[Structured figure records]
────────
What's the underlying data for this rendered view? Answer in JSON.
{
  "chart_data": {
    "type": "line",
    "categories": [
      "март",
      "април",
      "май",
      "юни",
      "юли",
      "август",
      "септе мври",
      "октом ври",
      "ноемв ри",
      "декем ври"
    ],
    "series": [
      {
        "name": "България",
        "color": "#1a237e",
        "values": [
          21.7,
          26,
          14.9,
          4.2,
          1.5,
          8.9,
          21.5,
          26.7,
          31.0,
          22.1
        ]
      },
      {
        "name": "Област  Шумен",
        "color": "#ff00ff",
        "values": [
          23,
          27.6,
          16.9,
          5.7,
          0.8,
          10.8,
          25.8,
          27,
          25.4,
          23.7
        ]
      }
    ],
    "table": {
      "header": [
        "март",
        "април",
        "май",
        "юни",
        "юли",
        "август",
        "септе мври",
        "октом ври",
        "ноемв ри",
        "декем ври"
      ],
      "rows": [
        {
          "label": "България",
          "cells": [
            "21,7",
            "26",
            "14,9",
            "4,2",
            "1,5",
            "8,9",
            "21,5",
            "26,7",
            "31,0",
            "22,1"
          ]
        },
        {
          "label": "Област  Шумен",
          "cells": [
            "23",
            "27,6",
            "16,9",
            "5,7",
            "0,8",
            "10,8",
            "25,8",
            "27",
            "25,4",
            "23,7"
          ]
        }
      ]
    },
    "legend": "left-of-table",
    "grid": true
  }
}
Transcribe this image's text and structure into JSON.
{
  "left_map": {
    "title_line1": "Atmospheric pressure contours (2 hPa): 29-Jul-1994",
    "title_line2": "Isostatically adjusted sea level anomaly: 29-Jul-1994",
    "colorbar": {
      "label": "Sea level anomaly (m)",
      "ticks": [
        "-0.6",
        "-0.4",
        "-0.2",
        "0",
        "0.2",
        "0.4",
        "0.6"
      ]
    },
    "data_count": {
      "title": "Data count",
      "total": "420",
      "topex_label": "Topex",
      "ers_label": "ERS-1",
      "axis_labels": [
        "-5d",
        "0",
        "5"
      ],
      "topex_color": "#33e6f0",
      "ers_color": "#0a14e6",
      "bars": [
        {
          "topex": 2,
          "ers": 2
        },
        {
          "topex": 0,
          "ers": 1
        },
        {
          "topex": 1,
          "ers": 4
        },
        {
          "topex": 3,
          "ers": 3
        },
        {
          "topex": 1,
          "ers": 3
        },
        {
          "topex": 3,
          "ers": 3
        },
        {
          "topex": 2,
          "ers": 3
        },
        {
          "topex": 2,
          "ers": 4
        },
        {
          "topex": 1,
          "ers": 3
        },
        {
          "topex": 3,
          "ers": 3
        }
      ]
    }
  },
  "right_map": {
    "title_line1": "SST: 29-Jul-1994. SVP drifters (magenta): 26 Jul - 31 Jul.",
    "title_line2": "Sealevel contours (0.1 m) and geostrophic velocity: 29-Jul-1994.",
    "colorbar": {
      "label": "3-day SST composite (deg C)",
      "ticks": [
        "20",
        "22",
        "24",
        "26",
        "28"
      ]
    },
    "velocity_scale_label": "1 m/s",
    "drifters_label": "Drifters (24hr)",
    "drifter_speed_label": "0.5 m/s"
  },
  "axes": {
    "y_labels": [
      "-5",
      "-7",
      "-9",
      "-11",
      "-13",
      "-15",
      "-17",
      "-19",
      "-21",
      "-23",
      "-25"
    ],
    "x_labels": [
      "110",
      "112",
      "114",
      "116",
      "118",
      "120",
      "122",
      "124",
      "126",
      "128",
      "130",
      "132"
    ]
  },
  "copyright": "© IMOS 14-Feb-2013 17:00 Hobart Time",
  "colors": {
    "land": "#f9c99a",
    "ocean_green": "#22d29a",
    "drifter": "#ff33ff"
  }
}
────────
### WHAT YOU ARE ASKED TO DO
Reproduce the full set of records precisely.

### EXERCISE OUTPUT
What's the underlying data for this rendered view? Answer in JSON.
{
  "chart_data": {
    "type": "line",
    "categories": [
      "март",
      "април",
      "май",
      "юни",
      "юли",
      "август",
      "септе мври",
      "октом ври",
      "ноемв ри",
      "декем ври"
    ],
    "series": [
      {
        "name": "България",
        "color": "#1a237e",
        "values": [
          21.7,
          26,
          14.9,
          4.2,
          1.5,
          8.9,
          21.5,
          26.7,
          31.0,
          22.1
        ]
      },
      {
        "name": "Област  Шумен",
        "color": "#ff00ff",
        "values": [
          23,
          27.6,
          16.9,
          5.7,
          0.8,
          10.8,
          25.8,
          27,
          25.4,
          23.7
        ]
      }
    ],
    "table": {
      "header": [
        "март",
        "април",
        "май",
        "юни",
        "юли",
        "август",
        "септе мври",
        "октом ври",
        "ноемв ри",
        "декем ври"
      ],
      "rows": [
        {
          "label": "България",
          "cells": [
            "21,7",
            "26",
            "14,9",
            "4,2",
            "1,5",
            "8,9",
            "21,5",
            "26,7",
            "31,0",
            "22,1"
          ]
        },
        {
          "label": "Област  Шумен",
          "cells": [
            "23",
            "27,6",
            "16,9",
            "5,7",
            "0,8",
            "10,8",
            "25,8",
            "27",
            "25,4",
            "23,7"
          ]
        }
      ]
    },
    "legend": "left-of-table",
    "grid": true
  }
}
Transcribe this image's text and structure into JSON.
{
  "left_map": {
    "title_line1": "Atmospheric pressure contours (2 hPa): 29-Jul-1994",
    "title_line2": "Isostatically adjusted sea level anomaly: 29-Jul-1994",
    "colorbar": {
      "label": "Sea level anomaly (m)",
      "ticks": [
        "-0.6",
        "-0.4",
        "-0.2",
        "0",
        "0.2",
        "0.4",
        "0.6"
      ]
    },
    "data_count": {
      "title": "Data count",
      "total": "420",
      "topex_label": "Topex",
      "ers_label": "ERS-1",
      "axis_labels": [
        "-5d",
        "0",
        "5"
      ],
      "topex_color": "#33e6f0",
      "ers_color": "#0a14e6",
      "bars": [
        {
          "topex": 2,
          "ers": 2
        },
        {
          "topex": 0,
          "ers": 1
        },
        {
          "topex": 1,
          "ers": 4
        },
        {
          "topex": 3,
          "ers": 3
        },
        {
          "topex": 1,
          "ers": 3
        },
        {
          "topex": 3,
          "ers": 3
        },
        {
          "topex": 2,
          "ers": 3
        },
        {
          "topex": 2,
          "ers": 4
        },
        {
          "topex": 1,
          "ers": 3
        },
        {
          "topex": 3,
          "ers": 3
        }
      ]
    }
  },
  "right_map": {
    "title_line1": "SST: 29-Jul-1994. SVP drifters (magenta): 26 Jul - 31 Jul.",
    "title_line2": "Sealevel contours (0.1 m) and geostrophic velocity: 29-Jul-1994.",
    "colorbar": {
      "label": "3-day SST composite (deg C)",
      "ticks": [
        "20",
        "22",
        "24",
        "26",
        "28"
      ]
    },
    "velocity_scale_label": "1 m/s",
    "drifters_label": "Drifters (24hr)",
    "drifter_speed_label": "0.5 m/s"
  },
  "axes": {
    "y_labels": [
      "-5",
      "-7",
      "-9",
      "-11",
      "-13",
      "-15",
      "-17",
      "-19",
      "-21",
      "-23",
      "-25"
    ],
    "x_labels": [
      "110",
      "112",
      "114",
      "116",
      "118",
      "120",
      "122",
      "124",
      "126",
      "128",
      "130",
      "132"
    ]
  },
  "copyright": "© IMOS 14-Feb-2013 17:00 Hobart Time",
  "colors": {
    "land": "#f9c99a",
    "ocean_green": "#22d29a",
    "drifter": "#ff33ff"
  }
}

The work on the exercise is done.